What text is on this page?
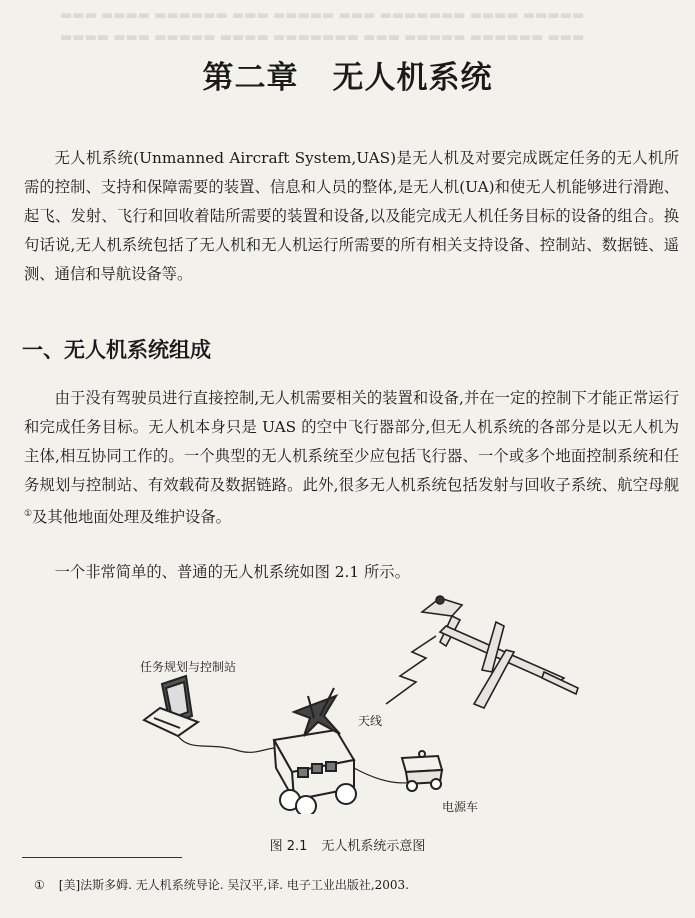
▬▬▬ ▬▬▬▬ ▬▬▬▬▬▬ ▬▬▬ ▬▬▬▬▬ ▬▬▬ ▬▬▬▬▬▬▬ ▬▬▬▬ ▬▬▬▬▬
▬▬▬▬ ▬▬▬ ▬▬▬▬▬ ▬▬▬▬ ▬▬▬▬▬▬▬ ▬▬▬ ▬▬▬▬▬ ▬▬▬▬▬▬ ▬▬▬
第二章 无人机系统

无人机系统(Unmanned Aircraft System,UAS)是无人机及对要完成既定任务的无人机所需的控制、支持和保障需要的装置、信息和人员的整体,是无人机(UA)和使无人机能够进行滑跑、起飞、发射、飞行和回收着陆所需要的装置和设备,以及能完成无人机任务目标的设备的组合。换句话说,无人机系统包括了无人机和无人机运行所需要的所有相关支持设备、控制站、数据链、遥测、通信和导航设备等。

一、无人机系统组成

由于没有驾驶员进行直接控制,无人机需要相关的装置和设备,并在一定的控制下才能正常运行和完成任务目标。无人机本身只是 UAS 的空中飞行器部分,但无人机系统的各部分是以无人机为主体,相互协同工作的。一个典型的无人机系统至少应包括飞行器、一个或多个地面控制系统和任务规划与控制站、有效载荷及数据链路。此外,很多无人机系统包括发射与回收子系统、航空母舰①及其他地面处理及维护设备。

一个非常简单的、普通的无人机系统如图 2.1 所示。

任务规划与控制站
天线
电源车
图 2.1 无人机系统示意图
① [美]法斯多姆. 无人机系统导论. 吴汉平,译. 电子工业出版社,2003.
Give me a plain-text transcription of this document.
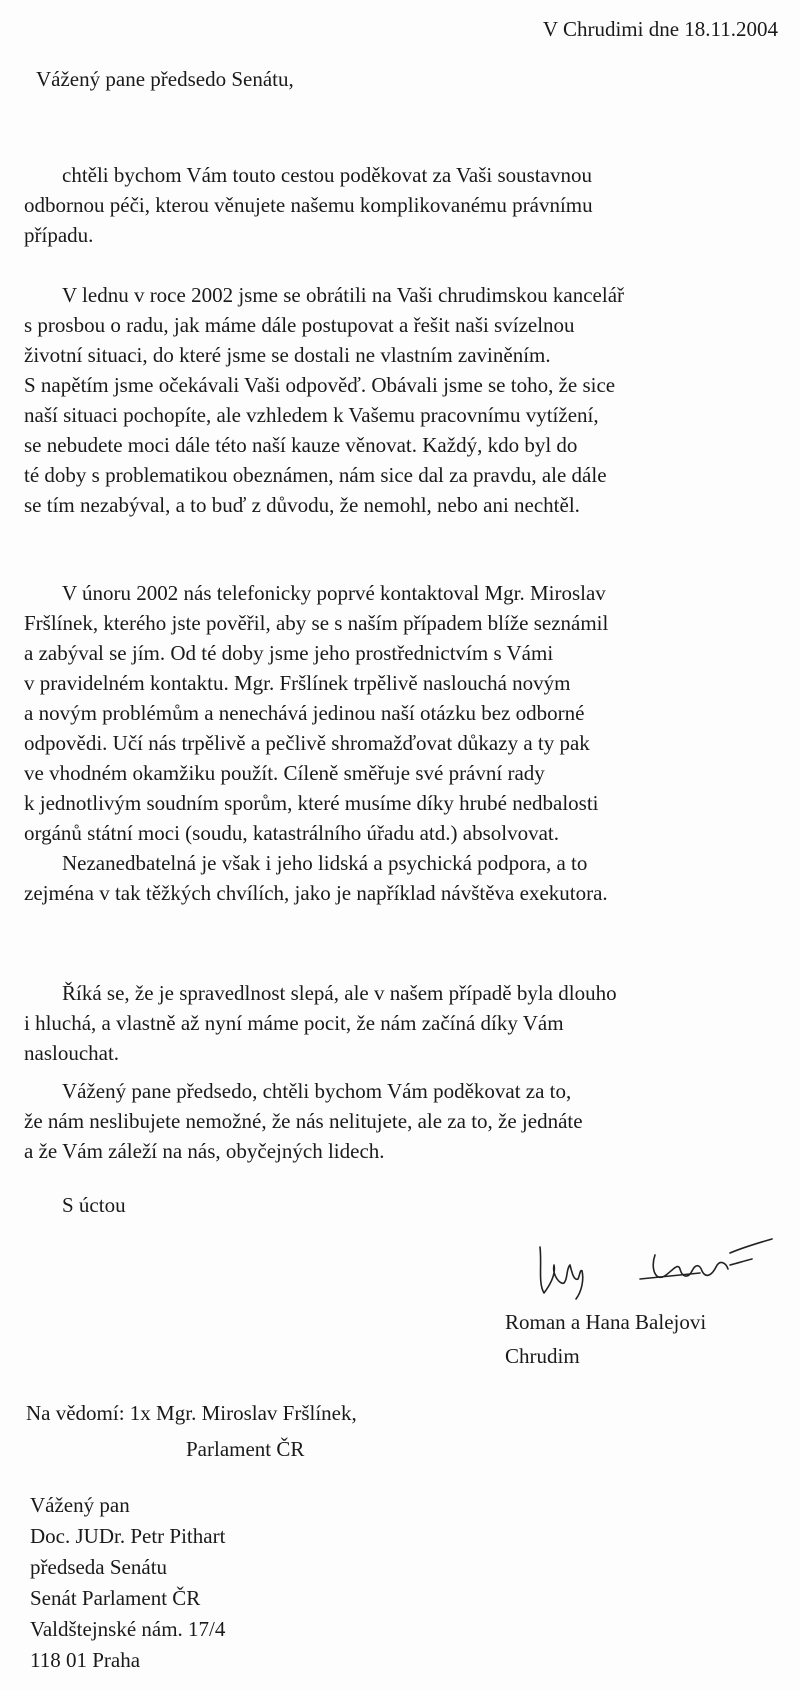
V Chrudimi dne 18.11.2004
Vážený pane předsedo Senátu,
chtěli bychom Vám touto cestou poděkovat za Vaši soustavnou
odbornou péči, kterou věnujete našemu komplikovanému právnímu
případu.
V lednu v roce 2002 jsme se obrátili na Vaši chrudimskou kancelář
s prosbou o radu, jak máme dále postupovat a řešit naši svízelnou
životní situaci, do které jsme se dostali ne vlastním zaviněním.
S napětím jsme očekávali Vaši odpověď. Obávali jsme se toho, že sice
naší situaci pochopíte, ale vzhledem k Vašemu pracovnímu vytížení,
se nebudete moci dále této naší kauze věnovat. Každý, kdo byl do
té doby s problematikou obeznámen, nám sice dal za pravdu, ale dále
se tím nezabýval, a to buď z důvodu, že nemohl, nebo ani nechtěl.
V únoru 2002 nás telefonicky poprvé kontaktoval Mgr. Miroslav
Fršlínek, kterého jste pověřil, aby se s naším případem blíže seznámil
a zabýval se jím. Od té doby jsme jeho prostřednictvím s Vámi
v pravidelném kontaktu. Mgr. Fršlínek trpělivě naslouchá novým
a novým problémům a nenechává jedinou naší otázku bez odborné
odpovědi. Učí nás trpělivě a pečlivě shromažďovat důkazy a ty pak
ve vhodném okamžiku použít. Cíleně směřuje své právní rady
k jednotlivým soudním sporům, které musíme díky hrubé nedbalosti
orgánů státní moci (soudu, katastrálního úřadu atd.) absolvovat.
Nezanedbatelná je však i jeho lidská a psychická podpora, a to
zejména v tak těžkých chvílích, jako je například návštěva exekutora.
Říká se, že je spravedlnost slepá, ale v našem případě byla dlouho
i hluchá, a vlastně až nyní máme pocit, že nám začíná díky Vám
naslouchat.
Vážený pane předsedo, chtěli bychom Vám poděkovat za to,
že nám neslibujete nemožné, že nás nelitujete, ale za to, že jednáte
a že Vám záleží na nás, obyčejných lidech.
S úctou
Roman a Hana Balejovi
Chrudim
Na vědomí: 1x Mgr. Miroslav Fršlínek,
Parlament ČR
Vážený pan
Doc. JUDr. Petr Pithart
předseda Senátu
Senát Parlament ČR
Valdštejnské nám. 17/4
118 01 Praha
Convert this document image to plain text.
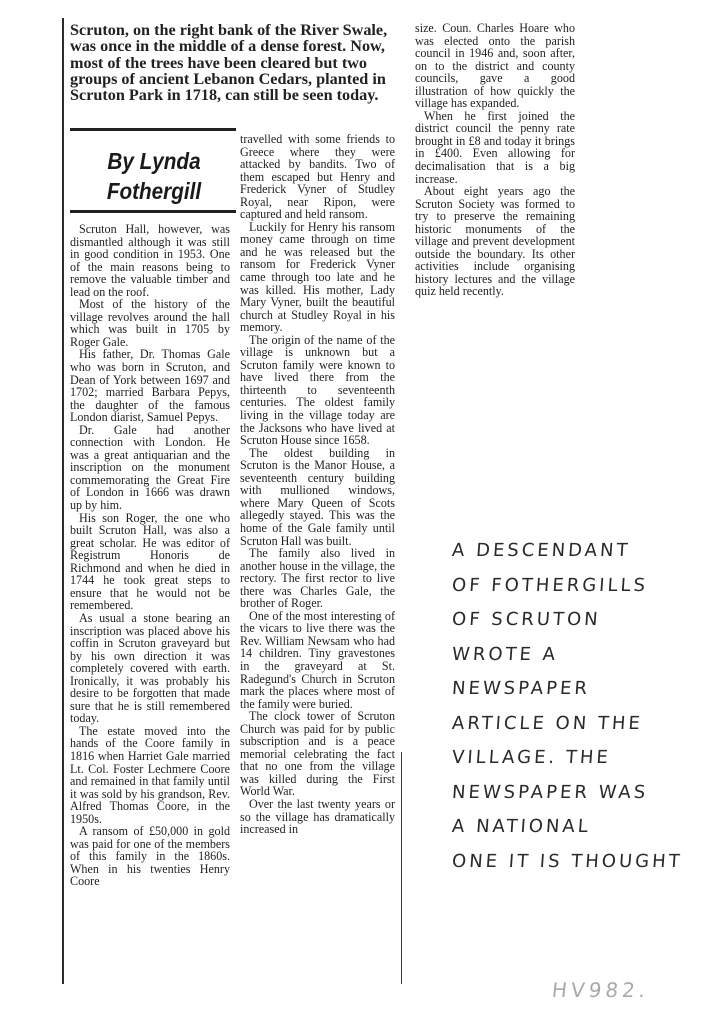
Scruton, on the right bank of the River Swale, was once in the middle of a dense forest. Now, most of the trees have been cleared but two groups of ancient Lebanon Cedars, planted in Scruton Park in 1718, can still be seen today.
By Lynda
Fothergill

Scruton Hall, however, was dismantled although it was still in good condition in 1953. One of the main reasons being to remove the valuable timber and lead on the roof.

Most of the history of the village revolves around the hall which was built in 1705 by Roger Gale.

His father, Dr. Thomas Gale who was born in Scruton, and Dean of York between 1697 and 1702; married Barbara Pepys, the daughter of the famous London diarist, Samuel Pepys.

Dr. Gale had another connection with London. He was a great antiquarian and the inscription on the monument commemorating the Great Fire of London in 1666 was drawn up by him.

His son Roger, the one who built Scruton Hall, was also a great scholar. He was editor of Registrum Honoris de Richmond and when he died in 1744 he took great steps to ensure that he would not be remembered.

As usual a stone bearing an inscription was placed above his coffin in Scruton graveyard but by his own direction it was completely covered with earth. Ironically, it was probably his desire to be forgotten that made sure that he is still remembered today.

The estate moved into the hands of the Coore family in 1816 when Harriet Gale married Lt. Col. Foster Lechmere Coore and remained in that family until it was sold by his grandson, Rev. Alfred Thomas Coore, in the 1950s.

A ransom of £50,000 in gold was paid for one of the members of this family in the 1860s. When in his twenties Henry Coore

travelled with some friends to Greece where they were attacked by bandits. Two of them escaped but Henry and Frederick Vyner of Studley Royal, near Ripon, were captured and held ransom.

Luckily for Henry his ransom money came through on time and he was released but the ransom for Frederick Vyner came through too late and he was killed. His mother, Lady Mary Vyner, built the beautiful church at Studley Royal in his memory.

The origin of the name of the village is unknown but a Scruton family were known to have lived there from the thirteenth to seventeenth centuries. The oldest family living in the village today are the Jacksons who have lived at Scruton House since 1658.

The oldest building in Scruton is the Manor House, a seventeenth century building with mullioned windows, where Mary Queen of Scots allegedly stayed. This was the home of the Gale family until Scruton Hall was built.

The family also lived in another house in the village, the rectory. The first rector to live there was Charles Gale, the brother of Roger.

One of the most interesting of the vicars to live there was the Rev. William Newsam who had 14 children. Tiny gravestones in the graveyard at St. Radegund's Church in Scruton mark the places where most of the family were buried.

The clock tower of Scruton Church was paid for by public subscription and is a peace memorial celebrating the fact that no one from the village was killed during the First World War.

Over the last twenty years or so the village has dramatically increased in

size. Coun. Charles Hoare who was elected onto the parish council in 1946 and, soon after, on to the district and county councils, gave a good illustration of how quickly the village has expanded.

When he first joined the district council the penny rate brought in £8 and today it brings in £400. Even allowing for decimalisation that is a big increase.

About eight years ago the Scruton Society was formed to try to preserve the remaining historic monuments of the village and prevent development outside the boundary. Its other activities include organising history lectures and the village quiz held recently.

A DESCENDANT
OF FOTHERGILLS
OF SCRUTON
WROTE A
NEWSPAPER
ARTICLE ON THE
VILLAGE. THE
NEWSPAPER WAS
A NATIONAL
ONE IT IS THOUGHT
HV982.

━━━━━━━━

EXERCISE GOAL: Identify every line holding the word "another" and copy it out.

WRITTEN ANSWER:
Dr. Gale had another connection with London. He was a great antiquarian and the inscription on the monument commemorating the Great Fire of London in 1666 was drawn up by him.
The family also lived in another house in the village, the rectory. The first rector to live there was Charles Gale, the brother of Roger.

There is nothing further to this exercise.